Copy every line of the records below without changing a single character.
* BEGIN *
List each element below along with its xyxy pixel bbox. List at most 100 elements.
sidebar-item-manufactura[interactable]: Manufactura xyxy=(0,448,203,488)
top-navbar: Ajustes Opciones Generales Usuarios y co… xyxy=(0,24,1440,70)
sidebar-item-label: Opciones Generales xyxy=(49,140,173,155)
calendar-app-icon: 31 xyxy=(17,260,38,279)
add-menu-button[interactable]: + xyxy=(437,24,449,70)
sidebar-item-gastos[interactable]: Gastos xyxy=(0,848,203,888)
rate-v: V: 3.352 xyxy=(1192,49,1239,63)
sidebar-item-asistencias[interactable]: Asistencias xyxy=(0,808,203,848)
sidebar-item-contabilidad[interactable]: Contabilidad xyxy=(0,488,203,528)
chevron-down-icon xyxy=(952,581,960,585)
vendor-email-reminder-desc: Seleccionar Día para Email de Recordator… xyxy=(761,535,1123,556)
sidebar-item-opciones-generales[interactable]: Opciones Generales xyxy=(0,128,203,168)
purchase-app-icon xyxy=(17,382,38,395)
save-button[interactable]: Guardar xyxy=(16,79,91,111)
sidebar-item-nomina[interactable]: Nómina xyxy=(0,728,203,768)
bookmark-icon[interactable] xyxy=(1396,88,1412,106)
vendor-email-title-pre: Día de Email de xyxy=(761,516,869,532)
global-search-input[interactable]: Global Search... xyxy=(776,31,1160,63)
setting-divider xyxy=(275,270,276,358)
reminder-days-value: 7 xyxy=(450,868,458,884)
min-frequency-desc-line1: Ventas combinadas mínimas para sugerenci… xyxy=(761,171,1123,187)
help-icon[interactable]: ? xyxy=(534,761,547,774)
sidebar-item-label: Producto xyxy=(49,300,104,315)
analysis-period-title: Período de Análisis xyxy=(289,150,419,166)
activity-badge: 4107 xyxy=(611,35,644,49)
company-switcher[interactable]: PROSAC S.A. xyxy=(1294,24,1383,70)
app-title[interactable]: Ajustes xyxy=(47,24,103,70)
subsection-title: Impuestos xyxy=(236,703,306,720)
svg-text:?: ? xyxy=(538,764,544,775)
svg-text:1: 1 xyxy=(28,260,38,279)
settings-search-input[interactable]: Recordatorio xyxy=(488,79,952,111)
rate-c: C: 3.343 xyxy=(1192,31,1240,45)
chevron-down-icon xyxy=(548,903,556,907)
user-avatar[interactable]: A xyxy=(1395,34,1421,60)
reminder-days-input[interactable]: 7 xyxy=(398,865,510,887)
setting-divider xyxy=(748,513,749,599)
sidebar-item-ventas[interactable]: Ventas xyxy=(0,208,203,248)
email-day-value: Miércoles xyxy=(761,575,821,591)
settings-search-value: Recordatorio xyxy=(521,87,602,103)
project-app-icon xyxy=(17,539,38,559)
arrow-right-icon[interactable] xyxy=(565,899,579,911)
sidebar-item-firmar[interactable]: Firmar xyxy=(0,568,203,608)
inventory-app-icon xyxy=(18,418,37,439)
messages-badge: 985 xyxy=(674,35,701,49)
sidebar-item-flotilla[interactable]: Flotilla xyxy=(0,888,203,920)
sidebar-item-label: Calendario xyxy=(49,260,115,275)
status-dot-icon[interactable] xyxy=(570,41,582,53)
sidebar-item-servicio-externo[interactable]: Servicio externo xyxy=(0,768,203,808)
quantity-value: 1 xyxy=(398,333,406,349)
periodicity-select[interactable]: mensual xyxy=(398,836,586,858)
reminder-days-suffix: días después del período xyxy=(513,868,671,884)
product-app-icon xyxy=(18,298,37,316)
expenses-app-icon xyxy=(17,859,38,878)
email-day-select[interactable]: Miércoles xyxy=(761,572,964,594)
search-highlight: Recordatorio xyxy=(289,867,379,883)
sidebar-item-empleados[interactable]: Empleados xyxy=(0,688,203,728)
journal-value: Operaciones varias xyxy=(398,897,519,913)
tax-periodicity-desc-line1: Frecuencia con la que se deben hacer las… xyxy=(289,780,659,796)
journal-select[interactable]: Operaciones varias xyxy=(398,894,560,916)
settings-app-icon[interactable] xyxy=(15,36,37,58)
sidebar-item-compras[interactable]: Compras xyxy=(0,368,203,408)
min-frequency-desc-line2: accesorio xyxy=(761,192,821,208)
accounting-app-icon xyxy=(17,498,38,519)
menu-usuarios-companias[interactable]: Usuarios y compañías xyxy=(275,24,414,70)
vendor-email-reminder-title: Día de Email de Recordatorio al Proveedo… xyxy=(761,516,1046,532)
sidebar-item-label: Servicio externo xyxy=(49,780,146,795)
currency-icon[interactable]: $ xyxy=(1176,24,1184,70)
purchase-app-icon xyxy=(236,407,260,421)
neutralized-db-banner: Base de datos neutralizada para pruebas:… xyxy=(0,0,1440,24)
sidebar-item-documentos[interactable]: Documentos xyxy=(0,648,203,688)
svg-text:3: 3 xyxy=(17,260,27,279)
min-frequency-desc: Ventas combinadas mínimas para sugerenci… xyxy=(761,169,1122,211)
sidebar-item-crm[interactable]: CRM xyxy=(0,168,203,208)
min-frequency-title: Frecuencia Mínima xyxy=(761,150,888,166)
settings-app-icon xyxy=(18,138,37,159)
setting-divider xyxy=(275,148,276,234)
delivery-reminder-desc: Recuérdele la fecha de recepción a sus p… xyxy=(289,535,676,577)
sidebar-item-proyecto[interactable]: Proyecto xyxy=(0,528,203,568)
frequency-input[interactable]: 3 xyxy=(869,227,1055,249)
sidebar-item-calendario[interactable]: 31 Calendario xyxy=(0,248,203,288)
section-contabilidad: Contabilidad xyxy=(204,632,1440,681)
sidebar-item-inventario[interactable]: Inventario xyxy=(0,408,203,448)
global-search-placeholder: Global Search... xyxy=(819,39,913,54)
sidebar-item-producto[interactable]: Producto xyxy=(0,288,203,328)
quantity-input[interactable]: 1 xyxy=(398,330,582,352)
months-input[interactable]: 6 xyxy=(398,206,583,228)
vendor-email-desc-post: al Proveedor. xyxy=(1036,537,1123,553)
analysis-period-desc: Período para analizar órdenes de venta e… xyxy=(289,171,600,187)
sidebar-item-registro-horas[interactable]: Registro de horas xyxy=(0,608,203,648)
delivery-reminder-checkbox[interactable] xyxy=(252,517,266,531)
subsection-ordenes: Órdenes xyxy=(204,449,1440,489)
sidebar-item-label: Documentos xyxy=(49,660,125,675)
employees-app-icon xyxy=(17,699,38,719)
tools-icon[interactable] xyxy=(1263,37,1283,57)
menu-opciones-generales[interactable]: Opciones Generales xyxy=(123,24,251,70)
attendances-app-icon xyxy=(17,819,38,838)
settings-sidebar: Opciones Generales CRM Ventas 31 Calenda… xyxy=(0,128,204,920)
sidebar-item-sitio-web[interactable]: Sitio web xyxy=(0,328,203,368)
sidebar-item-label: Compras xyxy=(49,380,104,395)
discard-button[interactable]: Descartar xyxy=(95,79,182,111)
* END *
Answer to the problem ::
List each element below along with its xyxy pixel bbox. List at most 100 elements.
sidebar-item-manufactura[interactable]: Manufactura xyxy=(0,448,203,488)
top-navbar: Ajustes Opciones Generales Usuarios y co… xyxy=(0,24,1440,70)
sidebar-item-label: Opciones Generales xyxy=(49,140,173,155)
calendar-app-icon: 31 xyxy=(17,260,38,279)
add-menu-button[interactable]: + xyxy=(437,24,449,70)
sidebar-item-gastos[interactable]: Gastos xyxy=(0,848,203,888)
rate-v: V: 3.352 xyxy=(1192,49,1239,63)
sidebar-item-asistencias[interactable]: Asistencias xyxy=(0,808,203,848)
sidebar-item-contabilidad[interactable]: Contabilidad xyxy=(0,488,203,528)
chevron-down-icon xyxy=(952,581,960,585)
vendor-email-reminder-desc: Seleccionar Día para Email de Recordator… xyxy=(761,535,1123,556)
sidebar-item-opciones-generales[interactable]: Opciones Generales xyxy=(0,128,203,168)
purchase-app-icon xyxy=(17,382,38,395)
save-button[interactable]: Guardar xyxy=(16,79,91,111)
sidebar-item-nomina[interactable]: Nómina xyxy=(0,728,203,768)
bookmark-icon[interactable] xyxy=(1396,88,1412,106)
vendor-email-title-pre: Día de Email de xyxy=(761,516,869,532)
global-search-input[interactable]: Global Search... xyxy=(776,31,1160,63)
setting-divider xyxy=(275,270,276,358)
reminder-days-value: 7 xyxy=(450,868,458,884)
min-frequency-desc-line1: Ventas combinadas mínimas para sugerenci… xyxy=(761,171,1123,187)
help-icon[interactable]: ? xyxy=(534,761,547,774)
sidebar-item-label: Producto xyxy=(49,300,104,315)
analysis-period-title: Período de Análisis xyxy=(289,150,419,166)
activity-badge: 4107 xyxy=(611,35,644,49)
company-switcher[interactable]: PROSAC S.A. xyxy=(1294,24,1383,70)
app-title[interactable]: Ajustes xyxy=(47,24,103,70)
subsection-title: Impuestos xyxy=(236,703,306,720)
svg-text:?: ? xyxy=(538,764,544,775)
svg-text:1: 1 xyxy=(28,260,38,279)
settings-search-input[interactable]: Recordatorio xyxy=(488,79,952,111)
rate-c: C: 3.343 xyxy=(1192,31,1240,45)
chevron-down-icon xyxy=(548,903,556,907)
user-avatar[interactable]: A xyxy=(1395,34,1421,60)
reminder-days-input[interactable]: 7 xyxy=(398,865,510,887)
setting-divider xyxy=(748,513,749,599)
sidebar-item-ventas[interactable]: Ventas xyxy=(0,208,203,248)
email-day-value: Miércoles xyxy=(761,575,821,591)
settings-search-value: Recordatorio xyxy=(521,87,602,103)
project-app-icon xyxy=(17,539,38,559)
arrow-right-icon[interactable] xyxy=(565,899,579,911)
sidebar-item-firmar[interactable]: Firmar xyxy=(0,568,203,608)
inventory-app-icon xyxy=(18,418,37,439)
messages-badge: 985 xyxy=(674,35,701,49)
sidebar-item-flotilla[interactable]: Flotilla xyxy=(0,888,203,920)
sidebar-item-label: Calendario xyxy=(49,260,115,275)
status-dot-icon[interactable] xyxy=(570,41,582,53)
sidebar-item-servicio-externo[interactable]: Servicio externo xyxy=(0,768,203,808)
quantity-value: 1 xyxy=(398,333,406,349)
periodicity-select[interactable]: mensual xyxy=(398,836,586,858)
reminder-days-suffix: días después del período xyxy=(513,868,671,884)
product-app-icon xyxy=(18,298,37,316)
expenses-app-icon xyxy=(17,859,38,878)
email-day-select[interactable]: Miércoles xyxy=(761,572,964,594)
search-highlight: Recordatorio xyxy=(289,867,379,883)
sidebar-item-empleados[interactable]: Empleados xyxy=(0,688,203,728)
journal-value: Operaciones varias xyxy=(398,897,519,913)
tax-periodicity-desc-line1: Frecuencia con la que se deben hacer las… xyxy=(289,780,659,796)
journal-select[interactable]: Operaciones varias xyxy=(398,894,560,916)
settings-app-icon[interactable] xyxy=(15,36,37,58)
sidebar-item-compras[interactable]: Compras xyxy=(0,368,203,408)
min-frequency-desc-line2: accesorio xyxy=(761,192,821,208)
accounting-app-icon xyxy=(17,498,38,519)
menu-usuarios-companias[interactable]: Usuarios y compañías xyxy=(275,24,414,70)
vendor-email-reminder-title: Día de Email de Recordatorio al Proveedo… xyxy=(761,516,1046,532)
sidebar-item-label: Servicio externo xyxy=(49,780,146,795)
currency-icon[interactable]: $ xyxy=(1176,24,1184,70)
purchase-app-icon xyxy=(236,407,260,421)
neutralized-db-banner: Base de datos neutralizada para pruebas:… xyxy=(0,0,1440,24)
sidebar-item-documentos[interactable]: Documentos xyxy=(0,648,203,688)
svg-text:3: 3 xyxy=(17,260,27,279)
min-frequency-desc: Ventas combinadas mínimas para sugerenci… xyxy=(761,169,1122,211)
sidebar-item-crm[interactable]: CRM xyxy=(0,168,203,208)
min-frequency-title: Frecuencia Mínima xyxy=(761,150,888,166)
settings-app-icon xyxy=(18,138,37,159)
setting-divider xyxy=(275,148,276,234)
delivery-reminder-desc: Recuérdele la fecha de recepción a sus p… xyxy=(289,535,676,577)
sidebar-item-proyecto[interactable]: Proyecto xyxy=(0,528,203,568)
frequency-input[interactable]: 3 xyxy=(869,227,1055,249)
sidebar-item-calendario[interactable]: 31 Calendario xyxy=(0,248,203,288)
section-contabilidad: Contabilidad xyxy=(204,632,1440,681)
sidebar-item-inventario[interactable]: Inventario xyxy=(0,408,203,448)
global-search-placeholder: Global Search... xyxy=(819,39,913,54)
sidebar-item-producto[interactable]: Producto xyxy=(0,288,203,328)
quantity-input[interactable]: 1 xyxy=(398,330,582,352)
months-input[interactable]: 6 xyxy=(398,206,583,228)
vendor-email-desc-post: al Proveedor. xyxy=(1036,537,1123,553)
analysis-period-desc: Período para analizar órdenes de venta e… xyxy=(289,171,600,187)
sidebar-item-registro-horas[interactable]: Registro de horas xyxy=(0,608,203,648)
delivery-reminder-checkbox[interactable] xyxy=(252,517,266,531)
subsection-ordenes: Órdenes xyxy=(204,449,1440,489)
sidebar-item-label: Documentos xyxy=(49,660,125,675)
employees-app-icon xyxy=(17,699,38,719)
tools-icon[interactable] xyxy=(1263,37,1283,57)
menu-opciones-generales[interactable]: Opciones Generales xyxy=(123,24,251,70)
attendances-app-icon xyxy=(17,819,38,838)
settings-sidebar: Opciones Generales CRM Ventas 31 Calenda… xyxy=(0,128,204,920)
sidebar-item-sitio-web[interactable]: Sitio web xyxy=(0,328,203,368)
sidebar-item-label: Compras xyxy=(49,380,104,395)
discard-button[interactable]: Descartar xyxy=(95,79,182,111)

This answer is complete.